### What to work on
Using the data below, gather each line that includes the word "Graph".

### Records to process
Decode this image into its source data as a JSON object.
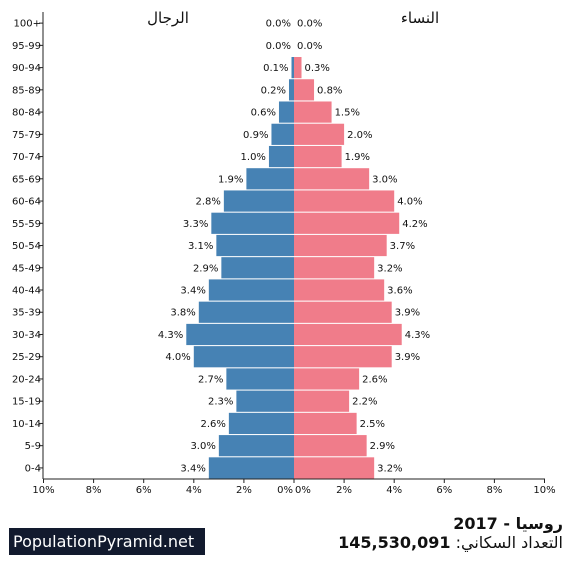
{
  "chart_data": {
    "type": "bar",
    "orientation": "horizontal",
    "subtype": "population-pyramid",
    "left_label": "الرجال",
    "right_label": "النساء",
    "categories": [
      "100+",
      "95-99",
      "90-94",
      "85-89",
      "80-84",
      "75-79",
      "70-74",
      "65-69",
      "60-64",
      "55-59",
      "50-54",
      "45-49",
      "40-44",
      "35-39",
      "30-34",
      "25-29",
      "20-24",
      "15-19",
      "10-14",
      "5-9",
      "0-4"
    ],
    "series": [
      {
        "name": "الرجال",
        "values": [
          0.0,
          0.0,
          0.1,
          0.2,
          0.6,
          0.9,
          1.0,
          1.9,
          2.8,
          3.3,
          3.1,
          2.9,
          3.4,
          3.8,
          4.3,
          4.0,
          2.7,
          2.3,
          2.6,
          3.0,
          3.4
        ],
        "color": "#4682b4"
      },
      {
        "name": "النساء",
        "values": [
          0.0,
          0.0,
          0.3,
          0.8,
          1.5,
          2.0,
          1.9,
          3.0,
          4.0,
          4.2,
          3.7,
          3.2,
          3.6,
          3.9,
          4.3,
          3.9,
          2.6,
          2.2,
          2.5,
          2.9,
          3.2
        ],
        "color": "#f07c8a"
      }
    ],
    "x_ticks_left": [
      "10%",
      "8%",
      "6%",
      "4%",
      "2%",
      "0%"
    ],
    "x_ticks_right": [
      "0%",
      "2%",
      "4%",
      "6%",
      "8%",
      "10%"
    ],
    "xlim": [
      0,
      10
    ],
    "value_suffix": "%"
  },
  "footer": {
    "brand": "PopulationPyramid.net",
    "title": "روسيا - 2017",
    "population_label": "التعداد السكاني:",
    "population_value": "145,530,091"
  }
}
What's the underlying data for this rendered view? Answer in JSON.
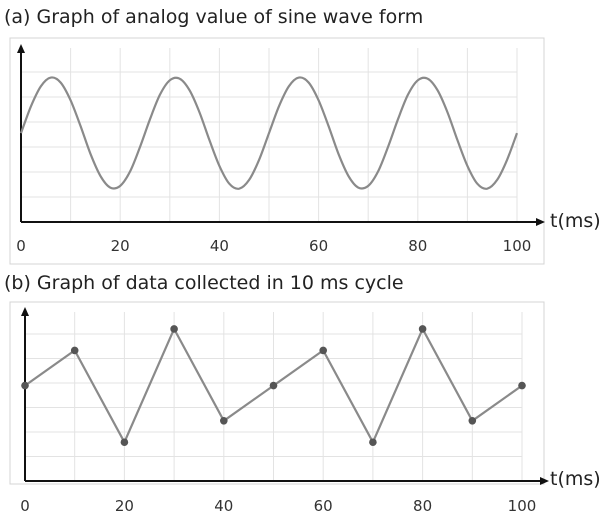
{
  "chart_data": [
    {
      "type": "line",
      "title": "(a) Graph of analog value of sine wave form",
      "xlabel": "t(ms)",
      "ylabel": "",
      "x_ticks": [
        "0",
        "20",
        "40",
        "60",
        "80",
        "100"
      ],
      "xlim": [
        0,
        100
      ],
      "ylim": [
        -1.6,
        1.1
      ],
      "grid": true,
      "series": [
        {
          "x": [
            0,
            2,
            4,
            6,
            8,
            10,
            12,
            14,
            16,
            18,
            20,
            22,
            24,
            26,
            28,
            30,
            32,
            34,
            36,
            38,
            40,
            42,
            44,
            46,
            48,
            50,
            52,
            54,
            56,
            58,
            60,
            62,
            64,
            66,
            68,
            70,
            72,
            74,
            76,
            78,
            80,
            82,
            84,
            86,
            88,
            90,
            92,
            94,
            96,
            98,
            100
          ],
          "values": [
            0,
            0.48,
            0.84,
            1,
            0.91,
            0.59,
            0.13,
            -0.37,
            -0.77,
            -0.98,
            -0.95,
            -0.69,
            -0.25,
            0.25,
            0.69,
            0.95,
            0.98,
            0.77,
            0.37,
            -0.13,
            -0.59,
            -0.91,
            -1,
            -0.84,
            -0.48,
            0,
            0.48,
            0.84,
            1,
            0.91,
            0.59,
            0.13,
            -0.37,
            -0.77,
            -0.98,
            -0.95,
            -0.69,
            -0.25,
            0.25,
            0.69,
            0.95,
            0.98,
            0.77,
            0.37,
            -0.13,
            -0.59,
            -0.91,
            -1,
            -0.84,
            -0.48,
            0
          ],
          "color": "#8a8a8a"
        }
      ]
    },
    {
      "type": "line",
      "title": "(b) Graph of data collected in 10 ms cycle",
      "xlabel": "t(ms)",
      "ylabel": "",
      "x_ticks": [
        "0",
        "20",
        "40",
        "60",
        "80",
        "100"
      ],
      "xlim": [
        0,
        100
      ],
      "ylim": [
        -1.6,
        1.1
      ],
      "grid": true,
      "series": [
        {
          "x": [
            0,
            10,
            20,
            30,
            40,
            50,
            60,
            70,
            80,
            90,
            100
          ],
          "values": [
            0,
            0.59,
            -0.95,
            0.95,
            -0.59,
            0,
            0.59,
            -0.95,
            0.95,
            -0.59,
            0
          ],
          "markers": true,
          "color": "#8a8a8a"
        }
      ]
    }
  ]
}
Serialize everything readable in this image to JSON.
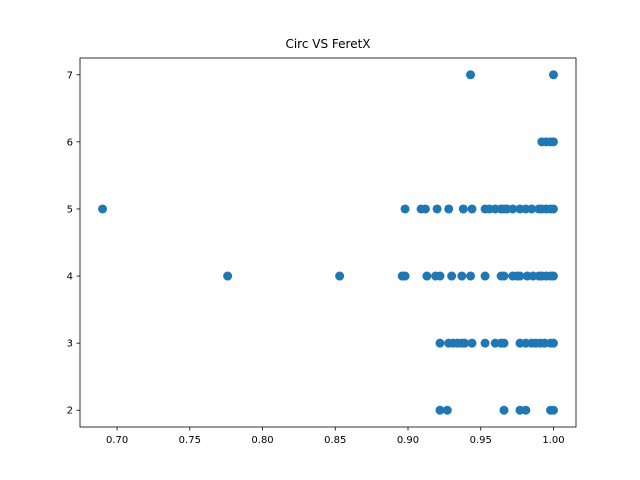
{
  "chart_data": {
    "type": "scatter",
    "title": "Circ VS FeretX",
    "xlabel": "",
    "ylabel": "",
    "xlim": [
      0.6745,
      1.0155
    ],
    "ylim": [
      1.75,
      7.25
    ],
    "x_ticks": [
      0.7,
      0.75,
      0.8,
      0.85,
      0.9,
      0.95,
      1.0
    ],
    "x_tick_labels": [
      "0.70",
      "0.75",
      "0.80",
      "0.85",
      "0.90",
      "0.95",
      "1.00"
    ],
    "y_ticks": [
      2,
      3,
      4,
      5,
      6,
      7
    ],
    "y_tick_labels": [
      "2",
      "3",
      "4",
      "5",
      "6",
      "7"
    ],
    "grid": false,
    "marker_color": "#1f77b4",
    "series": [
      {
        "points": [
          [
            0.943,
            7
          ],
          [
            1.0,
            7
          ],
          [
            0.992,
            6
          ],
          [
            0.995,
            6
          ],
          [
            0.998,
            6
          ],
          [
            1.0,
            6
          ],
          [
            0.69,
            5
          ],
          [
            0.898,
            5
          ],
          [
            0.909,
            5
          ],
          [
            0.912,
            5
          ],
          [
            0.92,
            5
          ],
          [
            0.928,
            5
          ],
          [
            0.938,
            5
          ],
          [
            0.944,
            5
          ],
          [
            0.953,
            5
          ],
          [
            0.956,
            5
          ],
          [
            0.96,
            5
          ],
          [
            0.964,
            5
          ],
          [
            0.966,
            5
          ],
          [
            0.968,
            5
          ],
          [
            0.972,
            5
          ],
          [
            0.977,
            5
          ],
          [
            0.981,
            5
          ],
          [
            0.985,
            5
          ],
          [
            0.99,
            5
          ],
          [
            0.992,
            5
          ],
          [
            0.995,
            5
          ],
          [
            0.998,
            5
          ],
          [
            1.0,
            5
          ],
          [
            0.776,
            4
          ],
          [
            0.853,
            4
          ],
          [
            0.896,
            4
          ],
          [
            0.898,
            4
          ],
          [
            0.913,
            4
          ],
          [
            0.919,
            4
          ],
          [
            0.922,
            4
          ],
          [
            0.93,
            4
          ],
          [
            0.937,
            4
          ],
          [
            0.943,
            4
          ],
          [
            0.953,
            4
          ],
          [
            0.964,
            4
          ],
          [
            0.966,
            4
          ],
          [
            0.972,
            4
          ],
          [
            0.975,
            4
          ],
          [
            0.977,
            4
          ],
          [
            0.982,
            4
          ],
          [
            0.986,
            4
          ],
          [
            0.99,
            4
          ],
          [
            0.992,
            4
          ],
          [
            0.995,
            4
          ],
          [
            0.998,
            4
          ],
          [
            1.0,
            4
          ],
          [
            0.922,
            3
          ],
          [
            0.928,
            3
          ],
          [
            0.931,
            3
          ],
          [
            0.934,
            3
          ],
          [
            0.937,
            3
          ],
          [
            0.939,
            3
          ],
          [
            0.944,
            3
          ],
          [
            0.953,
            3
          ],
          [
            0.96,
            3
          ],
          [
            0.964,
            3
          ],
          [
            0.966,
            3
          ],
          [
            0.977,
            3
          ],
          [
            0.981,
            3
          ],
          [
            0.985,
            3
          ],
          [
            0.988,
            3
          ],
          [
            0.991,
            3
          ],
          [
            0.994,
            3
          ],
          [
            0.998,
            3
          ],
          [
            1.0,
            3
          ],
          [
            0.922,
            2
          ],
          [
            0.927,
            2
          ],
          [
            0.966,
            2
          ],
          [
            0.977,
            2
          ],
          [
            0.981,
            2
          ],
          [
            0.998,
            2
          ],
          [
            1.0,
            2
          ]
        ]
      }
    ]
  }
}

### Reply to the task
      "title": "(a) Graph of analog value of sine wave form",
      "title": "(b) Graph of data collected in 10 ms cycle",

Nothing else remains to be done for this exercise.